Do this:
Extract, from the listing that follows, each line containing the word "JSON".

Listing:
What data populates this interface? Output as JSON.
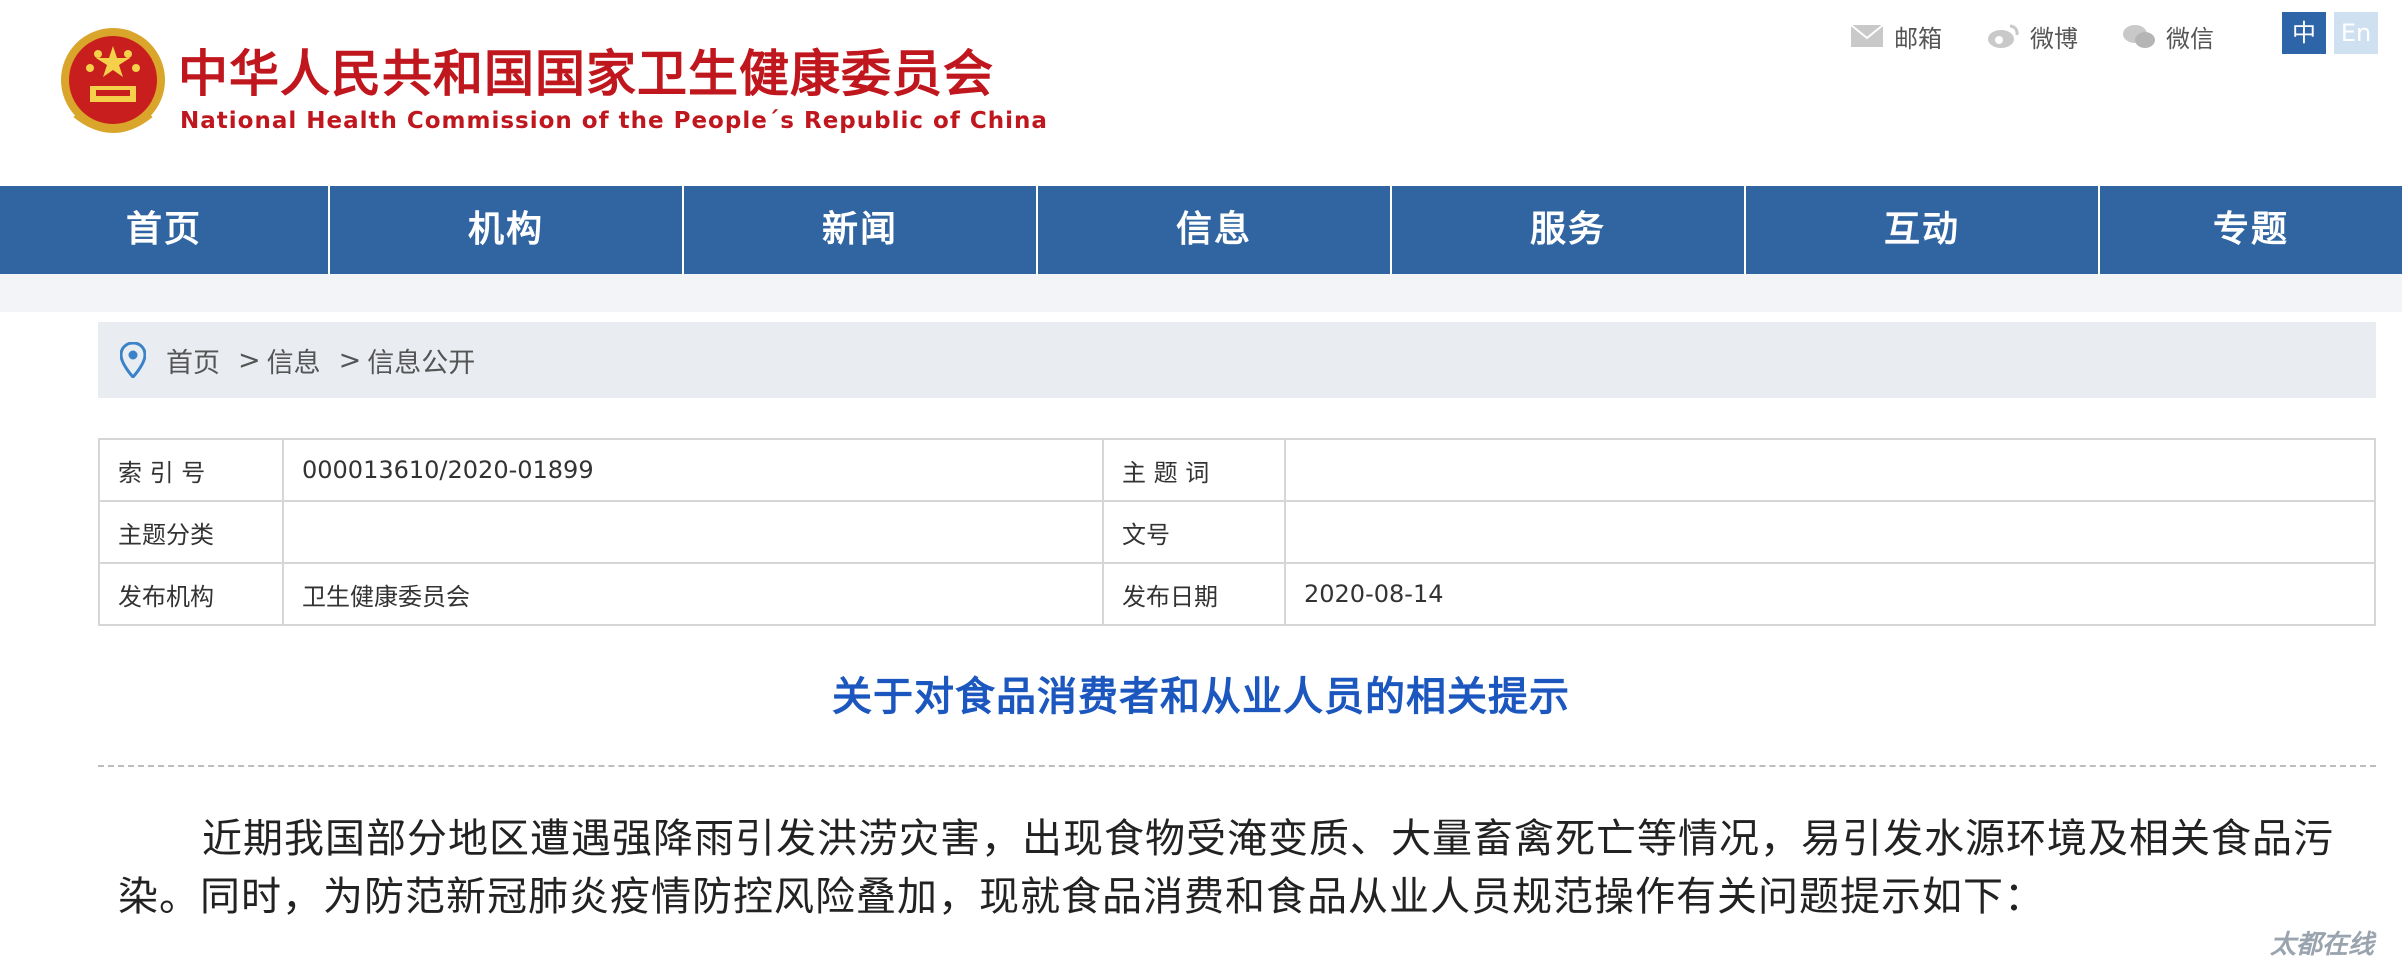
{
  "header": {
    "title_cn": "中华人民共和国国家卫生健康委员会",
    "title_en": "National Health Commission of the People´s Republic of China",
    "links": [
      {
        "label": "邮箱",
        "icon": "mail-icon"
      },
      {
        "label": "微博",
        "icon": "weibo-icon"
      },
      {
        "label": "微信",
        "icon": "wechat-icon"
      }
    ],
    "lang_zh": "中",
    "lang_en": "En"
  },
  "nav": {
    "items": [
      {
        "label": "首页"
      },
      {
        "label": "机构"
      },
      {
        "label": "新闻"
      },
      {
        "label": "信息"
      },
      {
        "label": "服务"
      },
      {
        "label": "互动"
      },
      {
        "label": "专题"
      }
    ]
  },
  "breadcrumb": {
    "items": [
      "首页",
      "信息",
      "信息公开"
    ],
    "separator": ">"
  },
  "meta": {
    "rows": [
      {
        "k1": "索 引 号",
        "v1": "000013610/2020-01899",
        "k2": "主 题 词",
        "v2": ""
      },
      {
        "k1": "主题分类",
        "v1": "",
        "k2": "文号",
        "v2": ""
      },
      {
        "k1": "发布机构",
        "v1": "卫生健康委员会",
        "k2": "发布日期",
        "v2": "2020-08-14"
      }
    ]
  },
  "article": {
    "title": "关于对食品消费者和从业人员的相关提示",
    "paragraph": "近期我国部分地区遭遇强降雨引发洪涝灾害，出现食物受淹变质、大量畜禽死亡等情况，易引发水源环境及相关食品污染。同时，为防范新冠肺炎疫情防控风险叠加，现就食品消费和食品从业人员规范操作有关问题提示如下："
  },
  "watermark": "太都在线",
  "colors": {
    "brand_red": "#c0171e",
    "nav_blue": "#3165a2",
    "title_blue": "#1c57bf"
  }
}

==

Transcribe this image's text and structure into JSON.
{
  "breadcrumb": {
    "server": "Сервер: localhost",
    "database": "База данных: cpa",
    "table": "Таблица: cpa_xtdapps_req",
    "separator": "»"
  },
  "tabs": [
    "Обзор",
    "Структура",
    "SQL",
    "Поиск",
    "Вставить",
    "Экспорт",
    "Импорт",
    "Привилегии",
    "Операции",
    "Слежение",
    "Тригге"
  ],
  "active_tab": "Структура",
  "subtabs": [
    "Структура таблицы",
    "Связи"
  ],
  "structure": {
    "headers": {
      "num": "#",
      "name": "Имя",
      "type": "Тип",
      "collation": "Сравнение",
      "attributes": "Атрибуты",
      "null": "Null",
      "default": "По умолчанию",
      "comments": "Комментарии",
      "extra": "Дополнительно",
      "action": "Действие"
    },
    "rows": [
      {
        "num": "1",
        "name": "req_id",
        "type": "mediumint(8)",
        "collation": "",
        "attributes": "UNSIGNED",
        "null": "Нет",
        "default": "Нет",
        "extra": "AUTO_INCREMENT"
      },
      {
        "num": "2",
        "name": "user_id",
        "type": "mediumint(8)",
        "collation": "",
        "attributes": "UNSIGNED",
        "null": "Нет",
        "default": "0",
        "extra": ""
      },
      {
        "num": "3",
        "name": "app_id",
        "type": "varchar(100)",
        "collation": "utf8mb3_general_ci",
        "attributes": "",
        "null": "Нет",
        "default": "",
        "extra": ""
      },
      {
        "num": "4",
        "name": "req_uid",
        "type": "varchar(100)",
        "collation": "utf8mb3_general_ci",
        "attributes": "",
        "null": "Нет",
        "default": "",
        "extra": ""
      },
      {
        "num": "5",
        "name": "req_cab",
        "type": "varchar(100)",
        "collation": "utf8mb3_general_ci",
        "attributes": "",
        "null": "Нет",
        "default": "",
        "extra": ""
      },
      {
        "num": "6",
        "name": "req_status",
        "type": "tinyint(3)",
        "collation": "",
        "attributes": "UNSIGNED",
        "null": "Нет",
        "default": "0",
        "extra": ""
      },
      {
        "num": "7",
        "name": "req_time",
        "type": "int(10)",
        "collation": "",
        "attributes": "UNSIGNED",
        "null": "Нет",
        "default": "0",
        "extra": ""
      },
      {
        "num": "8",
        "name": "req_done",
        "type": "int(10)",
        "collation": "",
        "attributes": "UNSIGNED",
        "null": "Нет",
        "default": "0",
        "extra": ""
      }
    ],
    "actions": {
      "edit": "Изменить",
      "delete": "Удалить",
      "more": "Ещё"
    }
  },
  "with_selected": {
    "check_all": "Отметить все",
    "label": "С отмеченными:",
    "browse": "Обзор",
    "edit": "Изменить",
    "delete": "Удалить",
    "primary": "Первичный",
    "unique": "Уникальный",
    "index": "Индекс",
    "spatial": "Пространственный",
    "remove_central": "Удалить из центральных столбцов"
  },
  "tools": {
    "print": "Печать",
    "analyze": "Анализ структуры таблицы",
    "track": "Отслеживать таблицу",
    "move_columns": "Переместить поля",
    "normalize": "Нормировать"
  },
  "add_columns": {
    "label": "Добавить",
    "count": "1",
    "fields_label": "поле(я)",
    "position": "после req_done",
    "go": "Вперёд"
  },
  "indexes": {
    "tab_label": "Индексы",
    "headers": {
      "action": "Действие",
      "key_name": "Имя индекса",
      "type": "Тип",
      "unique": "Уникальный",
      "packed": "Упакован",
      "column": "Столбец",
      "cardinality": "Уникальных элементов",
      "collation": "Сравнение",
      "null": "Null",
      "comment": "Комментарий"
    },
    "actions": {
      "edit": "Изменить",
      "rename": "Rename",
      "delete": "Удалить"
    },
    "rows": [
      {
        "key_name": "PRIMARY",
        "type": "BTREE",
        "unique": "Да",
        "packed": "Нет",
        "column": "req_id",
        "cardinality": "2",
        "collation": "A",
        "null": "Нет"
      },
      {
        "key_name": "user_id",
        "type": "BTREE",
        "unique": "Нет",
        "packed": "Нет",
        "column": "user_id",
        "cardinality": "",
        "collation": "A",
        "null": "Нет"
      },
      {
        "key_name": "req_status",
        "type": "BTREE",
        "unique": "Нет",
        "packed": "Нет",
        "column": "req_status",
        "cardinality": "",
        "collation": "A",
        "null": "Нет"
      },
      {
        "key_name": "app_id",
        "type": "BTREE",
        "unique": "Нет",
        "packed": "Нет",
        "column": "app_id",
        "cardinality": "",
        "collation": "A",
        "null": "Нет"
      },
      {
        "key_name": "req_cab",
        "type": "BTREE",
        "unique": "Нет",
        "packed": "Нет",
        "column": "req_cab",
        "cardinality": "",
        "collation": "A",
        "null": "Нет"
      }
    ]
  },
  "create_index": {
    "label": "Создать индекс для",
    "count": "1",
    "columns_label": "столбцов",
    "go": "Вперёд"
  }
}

Task response:
What data populates this interface? Output as JSON.
Transcribe this image's text and structure into JSON.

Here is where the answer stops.